§ **PROMPT**
Can you pull every line from the rows below and reproduce each one word for word, omitting the pictures?

(Visual layout annotation data)
- - - -

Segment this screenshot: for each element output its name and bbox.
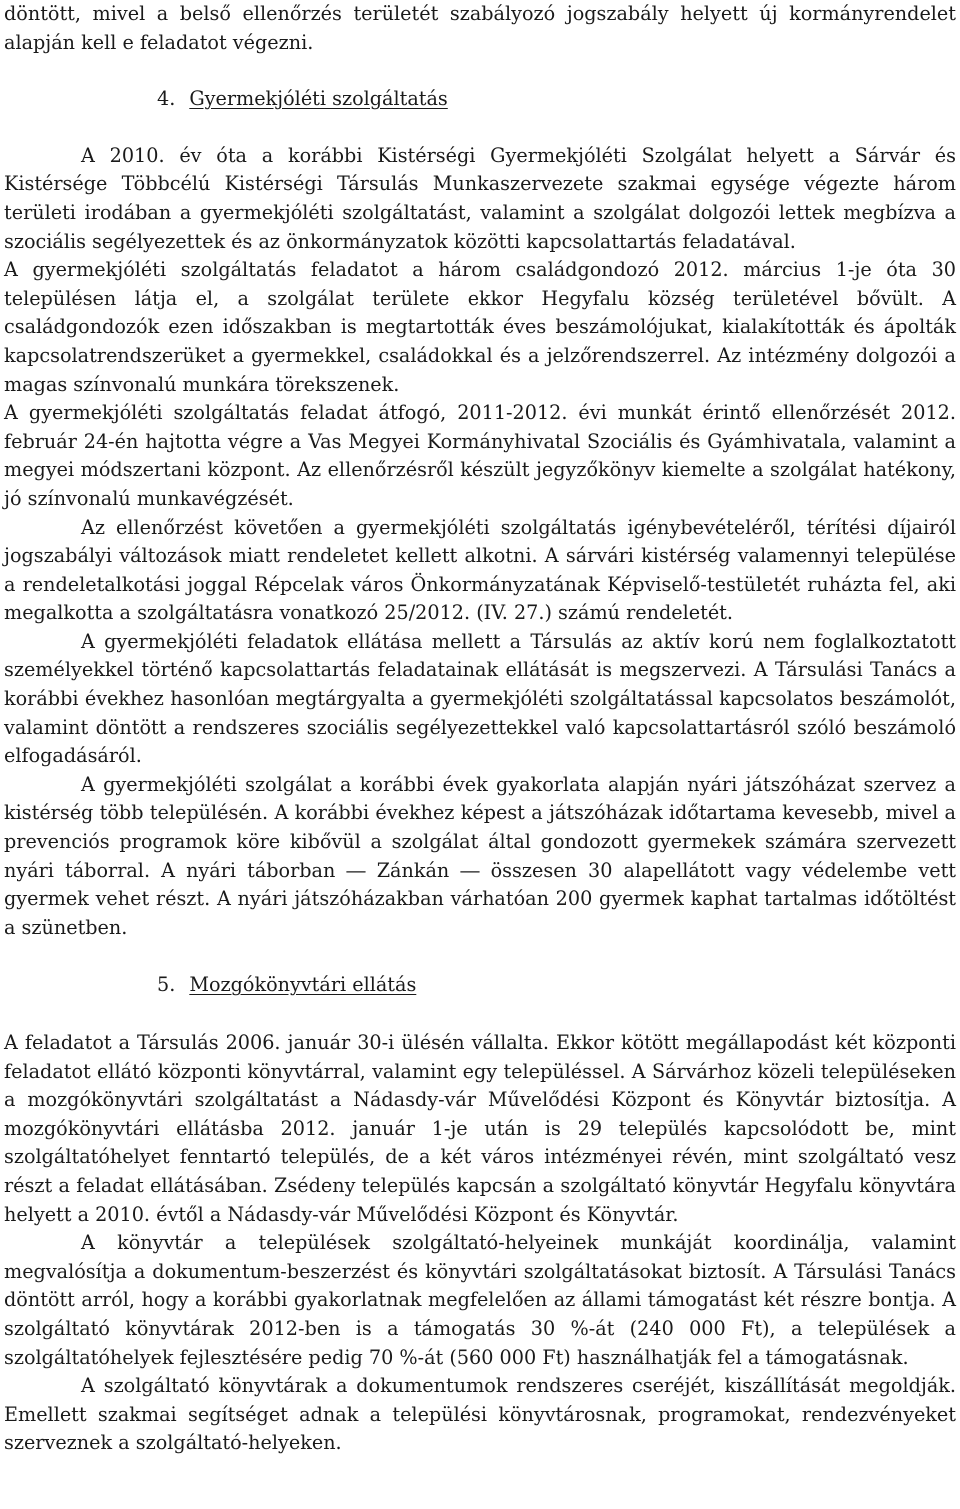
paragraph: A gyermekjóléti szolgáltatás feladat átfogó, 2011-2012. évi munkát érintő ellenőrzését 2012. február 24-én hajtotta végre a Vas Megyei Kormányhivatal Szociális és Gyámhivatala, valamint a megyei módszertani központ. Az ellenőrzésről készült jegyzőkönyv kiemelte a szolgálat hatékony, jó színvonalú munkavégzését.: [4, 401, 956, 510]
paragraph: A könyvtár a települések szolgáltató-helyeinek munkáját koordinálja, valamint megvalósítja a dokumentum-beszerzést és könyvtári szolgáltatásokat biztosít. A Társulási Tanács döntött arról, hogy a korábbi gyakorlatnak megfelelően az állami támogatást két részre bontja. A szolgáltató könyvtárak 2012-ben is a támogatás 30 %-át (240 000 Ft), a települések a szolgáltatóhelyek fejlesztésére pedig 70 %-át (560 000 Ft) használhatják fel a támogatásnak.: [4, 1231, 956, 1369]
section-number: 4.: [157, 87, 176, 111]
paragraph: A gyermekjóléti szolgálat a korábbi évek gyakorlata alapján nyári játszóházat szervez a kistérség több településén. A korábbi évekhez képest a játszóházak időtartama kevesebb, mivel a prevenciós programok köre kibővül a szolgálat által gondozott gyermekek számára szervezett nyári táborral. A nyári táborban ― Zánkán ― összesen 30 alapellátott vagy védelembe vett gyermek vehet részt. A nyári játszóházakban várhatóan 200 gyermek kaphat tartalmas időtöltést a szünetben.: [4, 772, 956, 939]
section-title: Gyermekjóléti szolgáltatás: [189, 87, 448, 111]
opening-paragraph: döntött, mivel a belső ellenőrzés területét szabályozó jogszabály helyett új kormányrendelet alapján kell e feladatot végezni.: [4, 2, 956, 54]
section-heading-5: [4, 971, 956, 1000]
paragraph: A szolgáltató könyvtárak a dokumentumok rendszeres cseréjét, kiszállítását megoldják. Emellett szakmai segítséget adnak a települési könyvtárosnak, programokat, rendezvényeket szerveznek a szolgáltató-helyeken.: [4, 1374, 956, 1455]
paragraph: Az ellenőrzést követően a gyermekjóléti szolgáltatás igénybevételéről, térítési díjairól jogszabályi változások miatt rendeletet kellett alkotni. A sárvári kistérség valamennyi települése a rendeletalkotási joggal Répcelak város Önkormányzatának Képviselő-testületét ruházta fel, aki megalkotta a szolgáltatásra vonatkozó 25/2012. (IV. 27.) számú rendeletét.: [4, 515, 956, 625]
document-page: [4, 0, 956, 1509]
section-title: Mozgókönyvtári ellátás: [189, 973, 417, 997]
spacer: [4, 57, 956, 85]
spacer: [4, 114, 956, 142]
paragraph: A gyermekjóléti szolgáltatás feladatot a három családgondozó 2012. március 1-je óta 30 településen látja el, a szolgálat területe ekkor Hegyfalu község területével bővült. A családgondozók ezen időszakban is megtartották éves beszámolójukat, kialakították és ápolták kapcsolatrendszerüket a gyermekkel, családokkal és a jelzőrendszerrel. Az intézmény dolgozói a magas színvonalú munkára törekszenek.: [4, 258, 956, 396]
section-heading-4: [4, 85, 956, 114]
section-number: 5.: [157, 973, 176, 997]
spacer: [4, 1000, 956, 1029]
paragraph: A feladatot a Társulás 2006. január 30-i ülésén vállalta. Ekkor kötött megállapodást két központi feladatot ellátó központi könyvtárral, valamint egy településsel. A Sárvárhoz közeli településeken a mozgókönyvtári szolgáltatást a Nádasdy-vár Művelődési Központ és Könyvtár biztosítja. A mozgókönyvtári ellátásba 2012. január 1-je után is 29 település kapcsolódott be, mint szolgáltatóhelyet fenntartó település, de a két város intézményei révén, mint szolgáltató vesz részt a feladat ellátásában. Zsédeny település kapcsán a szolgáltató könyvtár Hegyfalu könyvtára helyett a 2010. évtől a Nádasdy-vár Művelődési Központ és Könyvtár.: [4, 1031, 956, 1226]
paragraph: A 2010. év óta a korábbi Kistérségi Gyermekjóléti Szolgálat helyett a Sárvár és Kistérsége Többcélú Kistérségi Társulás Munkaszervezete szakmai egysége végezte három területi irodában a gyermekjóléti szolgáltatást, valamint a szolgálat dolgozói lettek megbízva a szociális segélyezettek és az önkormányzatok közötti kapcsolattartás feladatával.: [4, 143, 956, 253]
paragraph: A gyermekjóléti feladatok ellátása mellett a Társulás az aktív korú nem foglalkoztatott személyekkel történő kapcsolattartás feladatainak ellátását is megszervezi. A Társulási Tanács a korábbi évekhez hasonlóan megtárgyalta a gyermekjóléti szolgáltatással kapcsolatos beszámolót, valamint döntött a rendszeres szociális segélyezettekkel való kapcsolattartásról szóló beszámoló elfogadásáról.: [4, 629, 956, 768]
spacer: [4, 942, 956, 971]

- - - -

§ **COMPLETE ANSWER**
Segment this screenshot: for each element output its name and bbox.
paragraph: A gyermekjóléti szolgáltatás feladat átfogó, 2011-2012. évi munkát érintő ellenőrzését 2012. február 24-én hajtotta végre a Vas Megyei Kormányhivatal Szociális és Gyámhivatala, valamint a megyei módszertani központ. Az ellenőrzésről készült jegyzőkönyv kiemelte a szolgálat hatékony, jó színvonalú munkavégzését.: [4, 401, 956, 510]
paragraph: A könyvtár a települések szolgáltató-helyeinek munkáját koordinálja, valamint megvalósítja a dokumentum-beszerzést és könyvtári szolgáltatásokat biztosít. A Társulási Tanács döntött arról, hogy a korábbi gyakorlatnak megfelelően az állami támogatást két részre bontja. A szolgáltató könyvtárak 2012-ben is a támogatás 30 %-át (240 000 Ft), a települések a szolgáltatóhelyek fejlesztésére pedig 70 %-át (560 000 Ft) használhatják fel a támogatásnak.: [4, 1231, 956, 1369]
section-number: 4.: [157, 87, 176, 111]
paragraph: A gyermekjóléti szolgálat a korábbi évek gyakorlata alapján nyári játszóházat szervez a kistérség több településén. A korábbi évekhez képest a játszóházak időtartama kevesebb, mivel a prevenciós programok köre kibővül a szolgálat által gondozott gyermekek számára szervezett nyári táborral. A nyári táborban ― Zánkán ― összesen 30 alapellátott vagy védelembe vett gyermek vehet részt. A nyári játszóházakban várhatóan 200 gyermek kaphat tartalmas időtöltést a szünetben.: [4, 772, 956, 939]
section-title: Gyermekjóléti szolgáltatás: [189, 87, 448, 111]
opening-paragraph: döntött, mivel a belső ellenőrzés területét szabályozó jogszabály helyett új kormányrendelet alapján kell e feladatot végezni.: [4, 2, 956, 54]
section-heading-5: [4, 971, 956, 1000]
paragraph: A szolgáltató könyvtárak a dokumentumok rendszeres cseréjét, kiszállítását megoldják. Emellett szakmai segítséget adnak a települési könyvtárosnak, programokat, rendezvényeket szerveznek a szolgáltató-helyeken.: [4, 1374, 956, 1455]
paragraph: Az ellenőrzést követően a gyermekjóléti szolgáltatás igénybevételéről, térítési díjairól jogszabályi változások miatt rendeletet kellett alkotni. A sárvári kistérség valamennyi települése a rendeletalkotási joggal Répcelak város Önkormányzatának Képviselő-testületét ruházta fel, aki megalkotta a szolgáltatásra vonatkozó 25/2012. (IV. 27.) számú rendeletét.: [4, 515, 956, 625]
document-page: [4, 0, 956, 1509]
section-title: Mozgókönyvtári ellátás: [189, 973, 417, 997]
spacer: [4, 57, 956, 85]
spacer: [4, 114, 956, 142]
paragraph: A gyermekjóléti szolgáltatás feladatot a három családgondozó 2012. március 1-je óta 30 településen látja el, a szolgálat területe ekkor Hegyfalu község területével bővült. A családgondozók ezen időszakban is megtartották éves beszámolójukat, kialakították és ápolták kapcsolatrendszerüket a gyermekkel, családokkal és a jelzőrendszerrel. Az intézmény dolgozói a magas színvonalú munkára törekszenek.: [4, 258, 956, 396]
section-heading-4: [4, 85, 956, 114]
section-number: 5.: [157, 973, 176, 997]
spacer: [4, 1000, 956, 1029]
paragraph: A feladatot a Társulás 2006. január 30-i ülésén vállalta. Ekkor kötött megállapodást két központi feladatot ellátó központi könyvtárral, valamint egy településsel. A Sárvárhoz közeli településeken a mozgókönyvtári szolgáltatást a Nádasdy-vár Művelődési Központ és Könyvtár biztosítja. A mozgókönyvtári ellátásba 2012. január 1-je után is 29 település kapcsolódott be, mint szolgáltatóhelyet fenntartó település, de a két város intézményei révén, mint szolgáltató vesz részt a feladat ellátásában. Zsédeny település kapcsán a szolgáltató könyvtár Hegyfalu könyvtára helyett a 2010. évtől a Nádasdy-vár Művelődési Központ és Könyvtár.: [4, 1031, 956, 1226]
paragraph: A 2010. év óta a korábbi Kistérségi Gyermekjóléti Szolgálat helyett a Sárvár és Kistérsége Többcélú Kistérségi Társulás Munkaszervezete szakmai egysége végezte három területi irodában a gyermekjóléti szolgáltatást, valamint a szolgálat dolgozói lettek megbízva a szociális segélyezettek és az önkormányzatok közötti kapcsolattartás feladatával.: [4, 143, 956, 253]
paragraph: A gyermekjóléti feladatok ellátása mellett a Társulás az aktív korú nem foglalkoztatott személyekkel történő kapcsolattartás feladatainak ellátását is megszervezi. A Társulási Tanács a korábbi évekhez hasonlóan megtárgyalta a gyermekjóléti szolgáltatással kapcsolatos beszámolót, valamint döntött a rendszeres szociális segélyezettekkel való kapcsolattartásról szóló beszámoló elfogadásáról.: [4, 629, 956, 768]
spacer: [4, 942, 956, 971]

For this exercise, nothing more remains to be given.